§ **Short exercise**
Pull out every line below containing the word "charge".

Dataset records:
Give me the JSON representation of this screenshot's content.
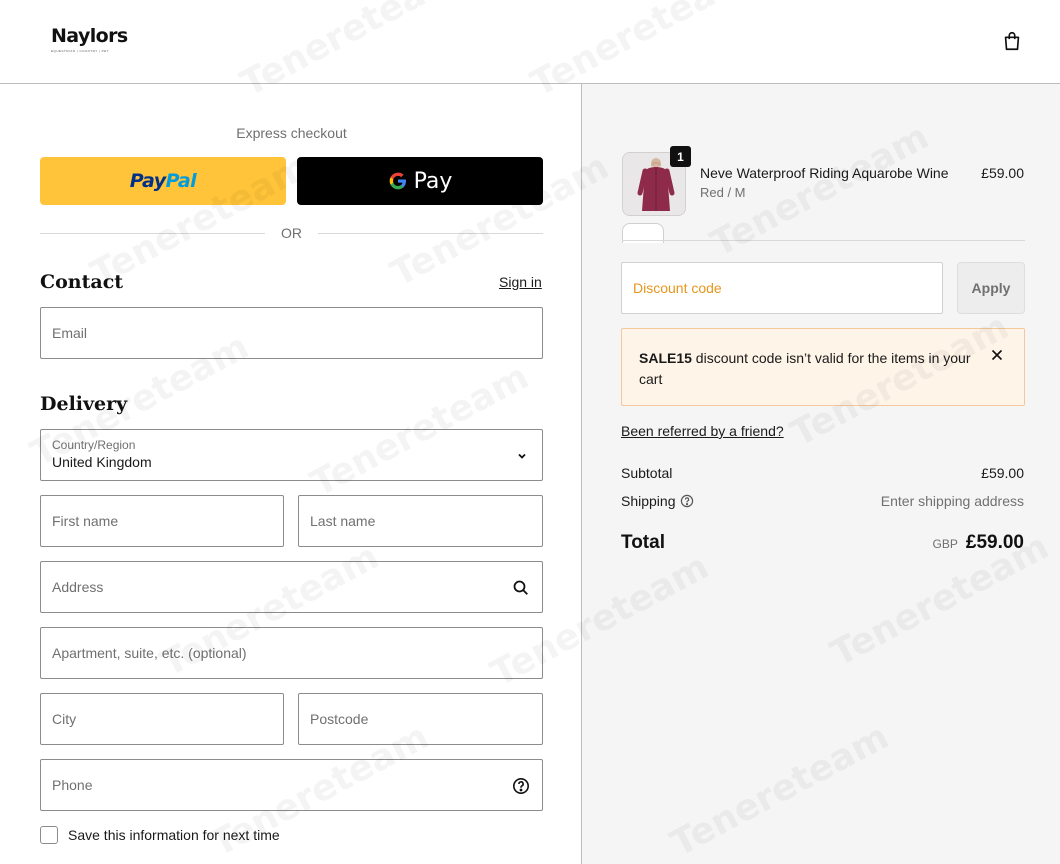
{
  "brand": {
    "logo_text": "Naylors",
    "logo_tagline": "EQUESTRIAN | COUNTRY | PET"
  },
  "express": {
    "title": "Express checkout",
    "paypal_part1": "Pay",
    "paypal_part2": "Pal",
    "gpay_label": "Pay",
    "or_label": "OR"
  },
  "contact": {
    "title": "Contact",
    "signin_label": "Sign in",
    "email_placeholder": "Email"
  },
  "delivery": {
    "title": "Delivery",
    "country_label": "Country/Region",
    "country_value": "United Kingdom",
    "first_name_placeholder": "First name",
    "last_name_placeholder": "Last name",
    "address_placeholder": "Address",
    "apartment_placeholder": "Apartment, suite, etc. (optional)",
    "city_placeholder": "City",
    "postcode_placeholder": "Postcode",
    "phone_placeholder": "Phone",
    "save_label": "Save this information for next time"
  },
  "cart": {
    "item": {
      "name": "Neve Waterproof Riding Aquarobe Wine",
      "variant": "Red / M",
      "price": "£59.00",
      "quantity": "1"
    },
    "discount_placeholder": "Discount code",
    "apply_label": "Apply",
    "alert_code": "SALE15",
    "alert_message": " discount code isn’t valid for the items in your cart",
    "referral_label": "Been referred by a friend?",
    "subtotal_label": "Subtotal",
    "subtotal_value": "£59.00",
    "shipping_label": "Shipping",
    "shipping_value": "Enter shipping address",
    "total_label": "Total",
    "total_currency": "GBP",
    "total_value": "£59.00"
  },
  "watermark": "Tenereteam",
  "colors": {
    "paypal_yellow": "#ffc439",
    "paypal_dark": "#003087",
    "paypal_light": "#009cde",
    "alert_bg": "#fff4e8",
    "alert_border": "#f4c89b",
    "discount_placeholder": "#e7961d",
    "product_wine": "#8e2a4a"
  }
}
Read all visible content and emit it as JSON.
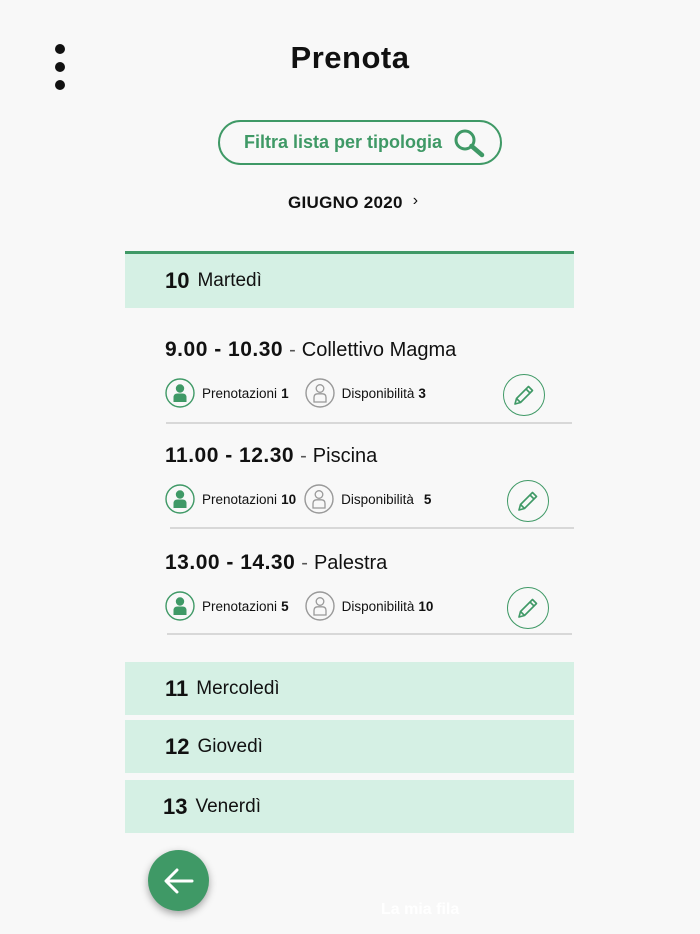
{
  "header": {
    "title": "Prenota"
  },
  "filter": {
    "label": "Filtra lista per tipologia"
  },
  "month": {
    "label": "GIUGNO 2020",
    "chevron": "›"
  },
  "days": [
    {
      "number": "10",
      "name": "Martedì"
    },
    {
      "number": "11",
      "name": "Mercoledì"
    },
    {
      "number": "12",
      "name": "Giovedì"
    },
    {
      "number": "13",
      "name": "Venerdì"
    }
  ],
  "slots": [
    {
      "time": "9.00 - 10.30",
      "dash": "-",
      "name": "Collettivo Magma",
      "bookings_label": "Prenotazioni",
      "bookings": "1",
      "availability_label": "Disponibilità",
      "availability": "3"
    },
    {
      "time": "11.00 - 12.30",
      "dash": "-",
      "name": "Piscina",
      "bookings_label": "Prenotazioni",
      "bookings": "10",
      "availability_label": "Disponibilità",
      "availability": "5"
    },
    {
      "time": "13.00 - 14.30",
      "dash": "-",
      "name": "Palestra",
      "bookings_label": "Prenotazioni",
      "bookings": "5",
      "availability_label": "Disponibilità",
      "availability": "10"
    }
  ],
  "footer": {
    "link": "La mia fila"
  },
  "colors": {
    "accent": "#3f9966",
    "day_bg": "#d5f0e4",
    "page_bg": "#f8f8f8"
  },
  "icons": {
    "menu": "more-vertical-icon",
    "search": "search-icon",
    "chevron": "chevron-right-icon",
    "booked": "person-filled-icon",
    "available": "person-outline-icon",
    "edit": "pencil-icon",
    "back": "arrow-left-icon"
  }
}
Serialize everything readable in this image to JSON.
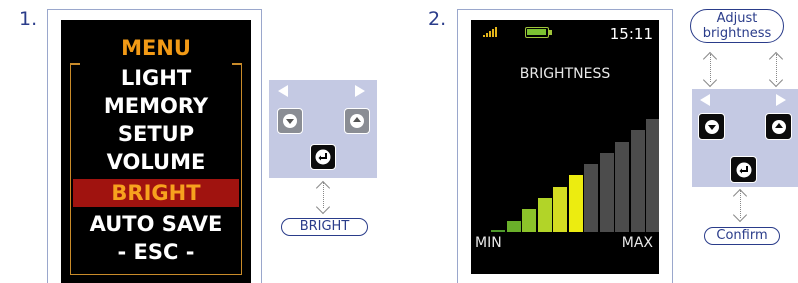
{
  "steps": [
    {
      "number": "1.",
      "menu": {
        "title": "MENU",
        "items": [
          "LIGHT",
          "MEMORY",
          "SETUP",
          "VOLUME",
          "BRIGHT",
          "AUTO SAVE",
          "- ESC -"
        ],
        "selected": "BRIGHT"
      },
      "callout": "BRIGHT"
    },
    {
      "number": "2.",
      "status": {
        "time": "15:11",
        "battery_level": 1.0
      },
      "screen_title": "BRIGHTNESS",
      "min_label": "MIN",
      "max_label": "MAX",
      "brightness": {
        "total_steps": 11,
        "current_step": 6
      },
      "callout_top": "Adjust brightness",
      "callout_bottom": "Confirm"
    }
  ],
  "colors": {
    "accent": "#2a3c8a",
    "menu_title": "#f29a16",
    "selected_bg": "#a0130f",
    "keypad_bg": "#c4c9e3",
    "bar_active": [
      "#4f9a2c",
      "#6aaf2a",
      "#8cc32a",
      "#b2d428",
      "#d4dc22",
      "#ecec10"
    ],
    "bar_inactive": "#4c4c4c"
  },
  "icons": [
    "left-arrow-icon",
    "right-arrow-icon",
    "down-key-icon",
    "up-key-icon",
    "enter-key-icon",
    "signal-icon",
    "battery-icon"
  ]
}
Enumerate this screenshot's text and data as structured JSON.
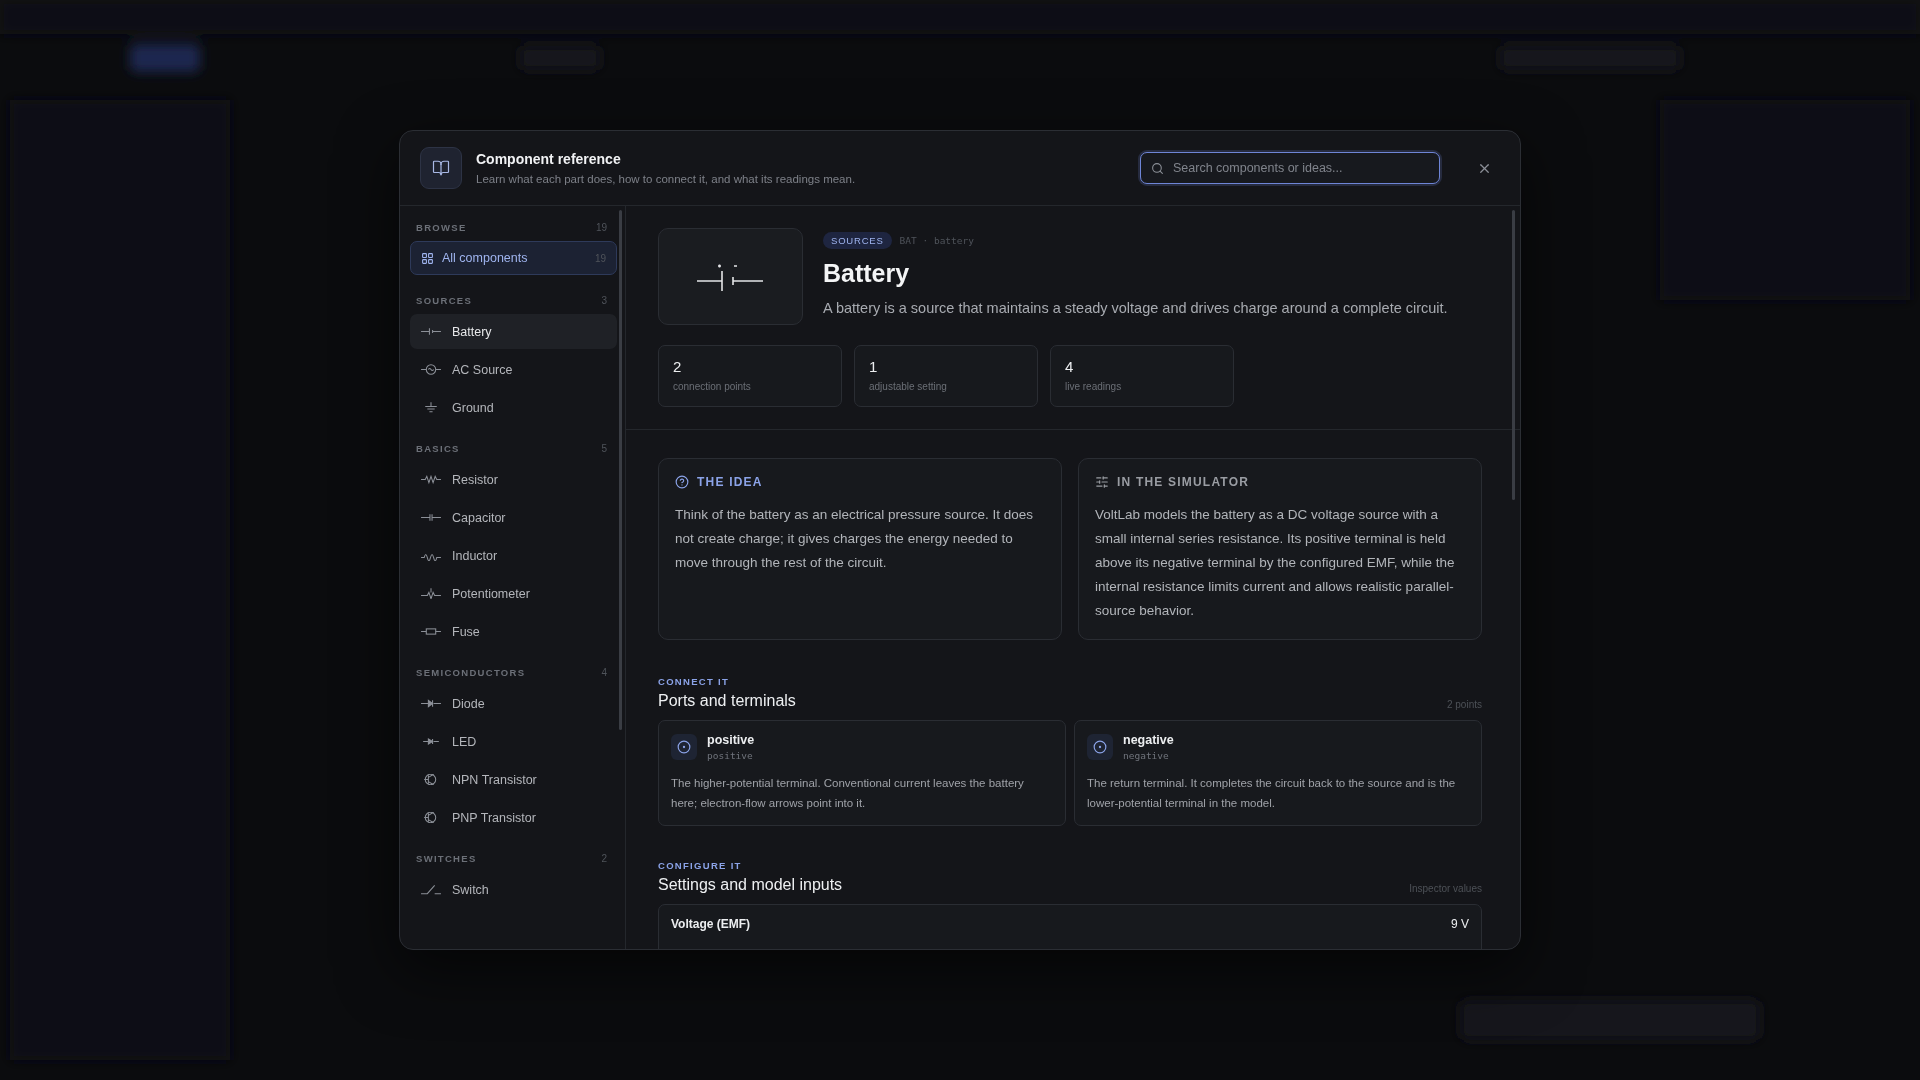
{
  "header": {
    "title": "Component reference",
    "subtitle": "Learn what each part does, how to connect it, and what its readings mean.",
    "search_placeholder": "Search components or ideas..."
  },
  "sidebar": {
    "browse": {
      "label": "BROWSE",
      "count": "19"
    },
    "all": {
      "label": "All components",
      "count": "19",
      "selected": true
    },
    "groups": [
      {
        "label": "SOURCES",
        "count": "3",
        "items": [
          {
            "label": "Battery",
            "selected": true
          },
          {
            "label": "AC Source",
            "selected": false
          },
          {
            "label": "Ground",
            "selected": false
          }
        ]
      },
      {
        "label": "BASICS",
        "count": "5",
        "items": [
          {
            "label": "Resistor",
            "selected": false
          },
          {
            "label": "Capacitor",
            "selected": false
          },
          {
            "label": "Inductor",
            "selected": false
          },
          {
            "label": "Potentiometer",
            "selected": false
          },
          {
            "label": "Fuse",
            "selected": false
          }
        ]
      },
      {
        "label": "SEMICONDUCTORS",
        "count": "4",
        "items": [
          {
            "label": "Diode",
            "selected": false
          },
          {
            "label": "LED",
            "selected": false
          },
          {
            "label": "NPN Transistor",
            "selected": false
          },
          {
            "label": "PNP Transistor",
            "selected": false
          }
        ]
      },
      {
        "label": "SWITCHES",
        "count": "2",
        "items": [
          {
            "label": "Switch",
            "selected": false
          }
        ]
      }
    ]
  },
  "detail": {
    "tag": "SOURCES",
    "meta": "BAT · battery",
    "title": "Battery",
    "description": "A battery is a source that maintains a steady voltage and drives charge around a complete circuit.",
    "stats": [
      {
        "value": "2",
        "label": "connection points"
      },
      {
        "value": "1",
        "label": "adjustable setting"
      },
      {
        "value": "4",
        "label": "live readings"
      }
    ],
    "notes": [
      {
        "kind": "idea",
        "heading": "THE IDEA",
        "text": "Think of the battery as an electrical pressure source. It does not create charge; it gives charges the energy needed to move through the rest of the circuit."
      },
      {
        "kind": "simulator",
        "heading": "IN THE SIMULATOR",
        "text": "VoltLab models the battery as a DC voltage source with a small internal series resistance. Its positive terminal is held above its negative terminal by the configured EMF, while the internal resistance limits current and allows realistic parallel-source behavior."
      }
    ],
    "connect": {
      "eyebrow": "CONNECT IT",
      "heading": "Ports and terminals",
      "note": "2 points",
      "ports": [
        {
          "name": "positive",
          "id": "positive",
          "text": "The higher-potential terminal. Conventional current leaves the battery here; electron-flow arrows point into it."
        },
        {
          "name": "negative",
          "id": "negative",
          "text": "The return terminal. It completes the circuit back to the source and is the lower-potential terminal in the model."
        }
      ]
    },
    "configure": {
      "eyebrow": "CONFIGURE IT",
      "heading": "Settings and model inputs",
      "note": "Inspector values",
      "settings": [
        {
          "name": "Voltage (EMF)",
          "value": "9 V"
        }
      ]
    }
  }
}
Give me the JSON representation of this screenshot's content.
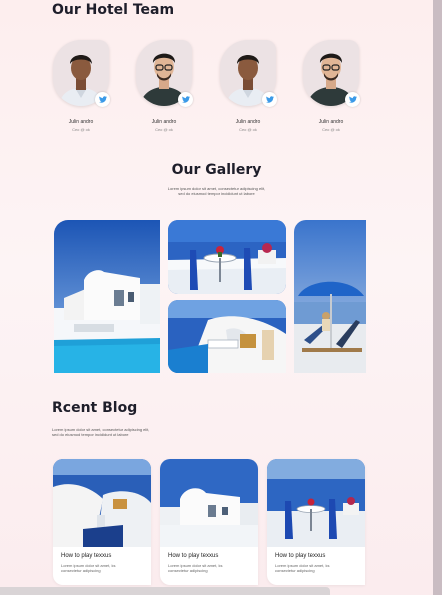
{
  "team": {
    "title": "Our Hotel Team",
    "members": [
      {
        "name": "Julin andro",
        "role": "Ceo @ ok",
        "social": "twitter-icon"
      },
      {
        "name": "Julin andro",
        "role": "Ceo @ ok",
        "social": "twitter-icon"
      },
      {
        "name": "Julin andro",
        "role": "Ceo @ ok",
        "social": "twitter-icon"
      },
      {
        "name": "Julin andro",
        "role": "Ceo @ ok",
        "social": "twitter-icon"
      }
    ]
  },
  "gallery": {
    "title": "Our Gallery",
    "subtitle_line1": "Lorem ipsum dolor sit amet, consectetur adipiscing elit,",
    "subtitle_line2": "sed do eiusmod tempor incididunt ut labore"
  },
  "blog": {
    "title": "Rcent Blog",
    "subtitle_line1": "Lorem ipsum dolor sit amet, consectetur adipiscing elit,",
    "subtitle_line2": "sed do eiusmod tempor incididunt ut labore",
    "posts": [
      {
        "title": "How to play texxus",
        "desc_line1": "Lorem ipsum dolor sit amet, ks",
        "desc_line2": "consectetur adipiscing"
      },
      {
        "title": "How to play texxus",
        "desc_line1": "Lorem ipsum dolor sit amet, ks",
        "desc_line2": "consectetur adipiscing"
      },
      {
        "title": "How to play texxus",
        "desc_line1": "Lorem ipsum dolor sit amet, ks",
        "desc_line2": "consectetur adipiscing"
      }
    ]
  },
  "colors": {
    "accent": "#2b4fa8",
    "twitter": "#3b9ae8",
    "heading": "#1e1e2a"
  }
}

§ **Complete output**
    "description": "A battery is a source that maintains a steady voltage and drives charge around a complete circuit.",
        "text": "Think of the battery as an electrical pressure source. It does not create charge; it gives charges the energy needed to move through the rest of the circuit."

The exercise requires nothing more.